======== PROVIDED DATA ========

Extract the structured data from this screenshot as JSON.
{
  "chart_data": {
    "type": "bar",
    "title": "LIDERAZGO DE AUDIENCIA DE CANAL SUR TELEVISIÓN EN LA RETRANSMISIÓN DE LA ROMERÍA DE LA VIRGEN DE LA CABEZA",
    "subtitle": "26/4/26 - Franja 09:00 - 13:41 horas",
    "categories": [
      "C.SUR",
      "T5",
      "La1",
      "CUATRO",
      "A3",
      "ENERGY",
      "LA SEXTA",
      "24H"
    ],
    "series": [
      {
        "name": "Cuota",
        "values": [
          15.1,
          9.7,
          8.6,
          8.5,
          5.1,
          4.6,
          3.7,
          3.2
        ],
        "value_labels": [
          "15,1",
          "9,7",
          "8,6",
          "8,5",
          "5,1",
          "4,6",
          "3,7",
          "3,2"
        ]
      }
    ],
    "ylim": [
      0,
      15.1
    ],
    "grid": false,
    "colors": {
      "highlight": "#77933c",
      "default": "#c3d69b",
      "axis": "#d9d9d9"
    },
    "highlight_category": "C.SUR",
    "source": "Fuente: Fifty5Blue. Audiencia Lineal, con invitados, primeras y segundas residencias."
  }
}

========

**WRITTEN EXERCISE**:
All records above must be set down exactly, please.

**TASK RESPONSE**:
Extract the structured data from this screenshot as JSON.
{
  "chart_data": {
    "type": "bar",
    "title": "LIDERAZGO DE AUDIENCIA DE CANAL SUR TELEVISIÓN EN LA RETRANSMISIÓN DE LA ROMERÍA DE LA VIRGEN DE LA CABEZA",
    "subtitle": "26/4/26 - Franja 09:00 - 13:41 horas",
    "categories": [
      "C.SUR",
      "T5",
      "La1",
      "CUATRO",
      "A3",
      "ENERGY",
      "LA SEXTA",
      "24H"
    ],
    "series": [
      {
        "name": "Cuota",
        "values": [
          15.1,
          9.7,
          8.6,
          8.5,
          5.1,
          4.6,
          3.7,
          3.2
        ],
        "value_labels": [
          "15,1",
          "9,7",
          "8,6",
          "8,5",
          "5,1",
          "4,6",
          "3,7",
          "3,2"
        ]
      }
    ],
    "ylim": [
      0,
      15.1
    ],
    "grid": false,
    "colors": {
      "highlight": "#77933c",
      "default": "#c3d69b",
      "axis": "#d9d9d9"
    },
    "highlight_category": "C.SUR",
    "source": "Fuente: Fifty5Blue. Audiencia Lineal, con invitados, primeras y segundas residencias."
  }
}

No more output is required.